▶ **DIRECTIONS**: Filter the listing and keep only the lines with the word "zkouškách".

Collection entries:
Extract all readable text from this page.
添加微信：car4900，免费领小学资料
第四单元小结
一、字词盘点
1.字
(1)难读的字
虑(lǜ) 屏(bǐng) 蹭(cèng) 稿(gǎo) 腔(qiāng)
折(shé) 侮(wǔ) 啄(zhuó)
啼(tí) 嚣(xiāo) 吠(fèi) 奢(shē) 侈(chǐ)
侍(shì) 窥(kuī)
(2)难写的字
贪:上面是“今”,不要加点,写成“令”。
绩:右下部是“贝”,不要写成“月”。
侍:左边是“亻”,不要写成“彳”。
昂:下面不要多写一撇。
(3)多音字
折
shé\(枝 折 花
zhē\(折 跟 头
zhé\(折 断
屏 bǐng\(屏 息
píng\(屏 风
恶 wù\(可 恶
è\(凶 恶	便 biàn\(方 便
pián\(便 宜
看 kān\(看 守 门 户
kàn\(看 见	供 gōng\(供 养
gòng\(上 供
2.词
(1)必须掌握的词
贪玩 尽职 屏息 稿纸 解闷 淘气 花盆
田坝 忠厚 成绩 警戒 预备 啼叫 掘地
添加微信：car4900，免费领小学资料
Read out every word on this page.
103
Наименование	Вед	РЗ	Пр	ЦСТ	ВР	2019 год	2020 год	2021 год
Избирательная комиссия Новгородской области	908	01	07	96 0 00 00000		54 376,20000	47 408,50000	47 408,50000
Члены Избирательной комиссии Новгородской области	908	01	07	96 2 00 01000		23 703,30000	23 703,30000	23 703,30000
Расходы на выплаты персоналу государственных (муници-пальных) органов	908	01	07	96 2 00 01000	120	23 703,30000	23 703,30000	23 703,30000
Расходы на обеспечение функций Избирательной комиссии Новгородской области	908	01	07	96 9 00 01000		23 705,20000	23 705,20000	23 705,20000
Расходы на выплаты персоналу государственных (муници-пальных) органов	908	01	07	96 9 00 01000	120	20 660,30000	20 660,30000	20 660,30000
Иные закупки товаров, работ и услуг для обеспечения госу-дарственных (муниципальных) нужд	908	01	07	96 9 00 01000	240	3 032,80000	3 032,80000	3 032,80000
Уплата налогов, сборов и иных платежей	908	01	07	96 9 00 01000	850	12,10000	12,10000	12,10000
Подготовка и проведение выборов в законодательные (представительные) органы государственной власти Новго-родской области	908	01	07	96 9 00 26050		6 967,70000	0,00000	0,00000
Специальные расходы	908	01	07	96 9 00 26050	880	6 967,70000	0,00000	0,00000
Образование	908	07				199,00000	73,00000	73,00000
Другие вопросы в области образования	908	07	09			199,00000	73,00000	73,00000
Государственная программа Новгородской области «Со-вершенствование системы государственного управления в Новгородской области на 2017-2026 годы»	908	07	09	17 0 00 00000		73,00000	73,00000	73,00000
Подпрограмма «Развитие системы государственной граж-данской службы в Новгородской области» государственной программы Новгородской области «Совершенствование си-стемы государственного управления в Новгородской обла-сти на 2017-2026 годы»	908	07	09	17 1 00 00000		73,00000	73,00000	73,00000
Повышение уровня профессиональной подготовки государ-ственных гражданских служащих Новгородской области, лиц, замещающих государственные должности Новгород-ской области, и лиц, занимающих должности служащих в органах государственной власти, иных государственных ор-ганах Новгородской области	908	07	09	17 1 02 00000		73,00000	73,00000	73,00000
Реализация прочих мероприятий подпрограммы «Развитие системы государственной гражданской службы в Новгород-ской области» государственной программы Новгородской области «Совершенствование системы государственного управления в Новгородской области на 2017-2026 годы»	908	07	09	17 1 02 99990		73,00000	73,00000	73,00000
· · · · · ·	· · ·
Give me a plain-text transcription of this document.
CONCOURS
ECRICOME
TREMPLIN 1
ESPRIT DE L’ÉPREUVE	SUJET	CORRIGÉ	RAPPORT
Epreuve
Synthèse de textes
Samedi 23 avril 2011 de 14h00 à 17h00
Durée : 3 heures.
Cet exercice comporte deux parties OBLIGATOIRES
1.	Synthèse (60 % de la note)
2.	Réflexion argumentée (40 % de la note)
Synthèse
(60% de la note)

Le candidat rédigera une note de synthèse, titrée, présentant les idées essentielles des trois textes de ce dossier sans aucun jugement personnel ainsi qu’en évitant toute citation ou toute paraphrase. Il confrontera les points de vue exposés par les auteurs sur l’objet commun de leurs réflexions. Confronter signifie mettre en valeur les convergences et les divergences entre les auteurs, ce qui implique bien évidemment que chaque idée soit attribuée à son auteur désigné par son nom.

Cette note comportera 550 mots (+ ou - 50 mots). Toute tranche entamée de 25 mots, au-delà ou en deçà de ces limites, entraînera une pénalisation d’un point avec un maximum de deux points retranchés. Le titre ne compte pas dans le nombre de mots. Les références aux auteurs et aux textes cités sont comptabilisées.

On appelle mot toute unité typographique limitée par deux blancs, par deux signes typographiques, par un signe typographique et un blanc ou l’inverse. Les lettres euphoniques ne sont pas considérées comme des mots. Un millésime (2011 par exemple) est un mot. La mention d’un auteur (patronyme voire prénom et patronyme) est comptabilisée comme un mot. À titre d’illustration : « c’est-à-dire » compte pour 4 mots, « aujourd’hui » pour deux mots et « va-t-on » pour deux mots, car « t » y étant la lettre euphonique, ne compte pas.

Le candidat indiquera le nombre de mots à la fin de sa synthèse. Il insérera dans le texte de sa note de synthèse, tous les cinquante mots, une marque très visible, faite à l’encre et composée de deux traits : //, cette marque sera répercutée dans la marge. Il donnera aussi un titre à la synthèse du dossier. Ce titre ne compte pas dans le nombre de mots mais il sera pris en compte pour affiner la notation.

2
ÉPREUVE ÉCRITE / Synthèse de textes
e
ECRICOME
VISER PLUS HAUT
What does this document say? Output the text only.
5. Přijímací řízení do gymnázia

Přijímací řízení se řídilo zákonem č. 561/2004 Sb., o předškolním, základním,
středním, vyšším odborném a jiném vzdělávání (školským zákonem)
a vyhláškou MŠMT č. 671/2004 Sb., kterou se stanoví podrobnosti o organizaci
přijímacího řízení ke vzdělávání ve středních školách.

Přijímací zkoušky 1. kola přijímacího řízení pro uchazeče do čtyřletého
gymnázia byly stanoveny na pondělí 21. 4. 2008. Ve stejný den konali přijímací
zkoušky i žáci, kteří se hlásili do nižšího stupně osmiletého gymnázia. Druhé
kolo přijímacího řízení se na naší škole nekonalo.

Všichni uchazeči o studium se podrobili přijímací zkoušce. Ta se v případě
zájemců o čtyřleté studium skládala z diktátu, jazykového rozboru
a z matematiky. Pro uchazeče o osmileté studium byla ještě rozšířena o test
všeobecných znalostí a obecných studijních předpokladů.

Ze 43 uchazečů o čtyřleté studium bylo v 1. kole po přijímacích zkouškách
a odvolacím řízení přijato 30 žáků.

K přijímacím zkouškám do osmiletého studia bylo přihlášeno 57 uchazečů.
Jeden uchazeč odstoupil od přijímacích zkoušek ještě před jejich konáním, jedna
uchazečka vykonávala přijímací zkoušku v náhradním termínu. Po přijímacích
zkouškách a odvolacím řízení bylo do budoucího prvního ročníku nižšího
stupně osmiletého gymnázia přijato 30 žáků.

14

▶ **FULL OUTPUT**:
Ze 43 uchazečů o čtyřleté studium bylo v 1. kole po přijímacích zkouškách
zkouškách a odvolacím řízení bylo do budoucího prvního ročníku nižšího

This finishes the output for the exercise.